┌────────

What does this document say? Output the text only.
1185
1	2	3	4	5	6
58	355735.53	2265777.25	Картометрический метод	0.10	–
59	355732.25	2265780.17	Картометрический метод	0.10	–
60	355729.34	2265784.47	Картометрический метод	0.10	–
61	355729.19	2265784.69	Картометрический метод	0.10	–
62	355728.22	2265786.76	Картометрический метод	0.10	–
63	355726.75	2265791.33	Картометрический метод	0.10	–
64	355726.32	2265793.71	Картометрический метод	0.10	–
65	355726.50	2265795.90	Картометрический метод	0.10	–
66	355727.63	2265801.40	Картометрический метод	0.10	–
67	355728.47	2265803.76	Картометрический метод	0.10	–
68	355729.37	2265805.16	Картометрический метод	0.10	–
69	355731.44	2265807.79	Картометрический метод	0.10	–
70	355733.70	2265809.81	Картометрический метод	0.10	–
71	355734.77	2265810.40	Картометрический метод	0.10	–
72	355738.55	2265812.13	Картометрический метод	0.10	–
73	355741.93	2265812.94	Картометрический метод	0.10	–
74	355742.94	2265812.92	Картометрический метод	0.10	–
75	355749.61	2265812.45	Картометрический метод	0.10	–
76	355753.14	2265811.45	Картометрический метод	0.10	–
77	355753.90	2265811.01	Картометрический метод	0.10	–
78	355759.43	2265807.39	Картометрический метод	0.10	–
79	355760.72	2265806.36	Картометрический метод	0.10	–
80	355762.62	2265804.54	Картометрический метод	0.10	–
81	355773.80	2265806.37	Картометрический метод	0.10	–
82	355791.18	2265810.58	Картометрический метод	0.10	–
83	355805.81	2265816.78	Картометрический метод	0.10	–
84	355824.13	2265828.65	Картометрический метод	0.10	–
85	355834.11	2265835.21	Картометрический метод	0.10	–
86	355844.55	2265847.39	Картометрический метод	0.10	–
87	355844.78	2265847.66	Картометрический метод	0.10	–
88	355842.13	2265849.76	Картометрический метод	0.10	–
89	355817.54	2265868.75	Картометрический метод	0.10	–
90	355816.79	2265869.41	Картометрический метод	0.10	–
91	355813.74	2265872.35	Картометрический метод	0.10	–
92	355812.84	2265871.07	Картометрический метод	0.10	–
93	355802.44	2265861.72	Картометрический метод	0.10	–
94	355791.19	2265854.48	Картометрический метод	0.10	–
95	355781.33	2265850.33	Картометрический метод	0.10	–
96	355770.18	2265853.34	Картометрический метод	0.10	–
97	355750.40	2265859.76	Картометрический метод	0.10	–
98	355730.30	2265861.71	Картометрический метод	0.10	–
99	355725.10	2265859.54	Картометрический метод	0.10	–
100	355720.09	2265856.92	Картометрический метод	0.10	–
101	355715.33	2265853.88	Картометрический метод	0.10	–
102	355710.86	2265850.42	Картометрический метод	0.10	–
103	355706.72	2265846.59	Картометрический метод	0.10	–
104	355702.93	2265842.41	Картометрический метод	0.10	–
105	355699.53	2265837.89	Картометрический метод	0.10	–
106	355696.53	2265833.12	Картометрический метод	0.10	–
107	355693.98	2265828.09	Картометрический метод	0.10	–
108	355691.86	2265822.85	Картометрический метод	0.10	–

└────────

__STATED PROBLEM__
Reproduce the data in full, exactly as presented.

__ANSWER IN FULL__
What does this document say? Output the text only.
1185
1	2	3	4	5	6
58	355735.53	2265777.25	Картометрический метод	0.10	–
59	355732.25	2265780.17	Картометрический метод	0.10	–
60	355729.34	2265784.47	Картометрический метод	0.10	–
61	355729.19	2265784.69	Картометрический метод	0.10	–
62	355728.22	2265786.76	Картометрический метод	0.10	–
63	355726.75	2265791.33	Картометрический метод	0.10	–
64	355726.32	2265793.71	Картометрический метод	0.10	–
65	355726.50	2265795.90	Картометрический метод	0.10	–
66	355727.63	2265801.40	Картометрический метод	0.10	–
67	355728.47	2265803.76	Картометрический метод	0.10	–
68	355729.37	2265805.16	Картометрический метод	0.10	–
69	355731.44	2265807.79	Картометрический метод	0.10	–
70	355733.70	2265809.81	Картометрический метод	0.10	–
71	355734.77	2265810.40	Картометрический метод	0.10	–
72	355738.55	2265812.13	Картометрический метод	0.10	–
73	355741.93	2265812.94	Картометрический метод	0.10	–
74	355742.94	2265812.92	Картометрический метод	0.10	–
75	355749.61	2265812.45	Картометрический метод	0.10	–
76	355753.14	2265811.45	Картометрический метод	0.10	–
77	355753.90	2265811.01	Картометрический метод	0.10	–
78	355759.43	2265807.39	Картометрический метод	0.10	–
79	355760.72	2265806.36	Картометрический метод	0.10	–
80	355762.62	2265804.54	Картометрический метод	0.10	–
81	355773.80	2265806.37	Картометрический метод	0.10	–
82	355791.18	2265810.58	Картометрический метод	0.10	–
83	355805.81	2265816.78	Картометрический метод	0.10	–
84	355824.13	2265828.65	Картометрический метод	0.10	–
85	355834.11	2265835.21	Картометрический метод	0.10	–
86	355844.55	2265847.39	Картометрический метод	0.10	–
87	355844.78	2265847.66	Картометрический метод	0.10	–
88	355842.13	2265849.76	Картометрический метод	0.10	–
89	355817.54	2265868.75	Картометрический метод	0.10	–
90	355816.79	2265869.41	Картометрический метод	0.10	–
91	355813.74	2265872.35	Картометрический метод	0.10	–
92	355812.84	2265871.07	Картометрический метод	0.10	–
93	355802.44	2265861.72	Картометрический метод	0.10	–
94	355791.19	2265854.48	Картометрический метод	0.10	–
95	355781.33	2265850.33	Картометрический метод	0.10	–
96	355770.18	2265853.34	Картометрический метод	0.10	–
97	355750.40	2265859.76	Картометрический метод	0.10	–
98	355730.30	2265861.71	Картометрический метод	0.10	–
99	355725.10	2265859.54	Картометрический метод	0.10	–
100	355720.09	2265856.92	Картометрический метод	0.10	–
101	355715.33	2265853.88	Картометрический метод	0.10	–
102	355710.86	2265850.42	Картометрический метод	0.10	–
103	355706.72	2265846.59	Картометрический метод	0.10	–
104	355702.93	2265842.41	Картометрический метод	0.10	–
105	355699.53	2265837.89	Картометрический метод	0.10	–
106	355696.53	2265833.12	Картометрический метод	0.10	–
107	355693.98	2265828.09	Картометрический метод	0.10	–
108	355691.86	2265822.85	Картометрический метод	0.10	–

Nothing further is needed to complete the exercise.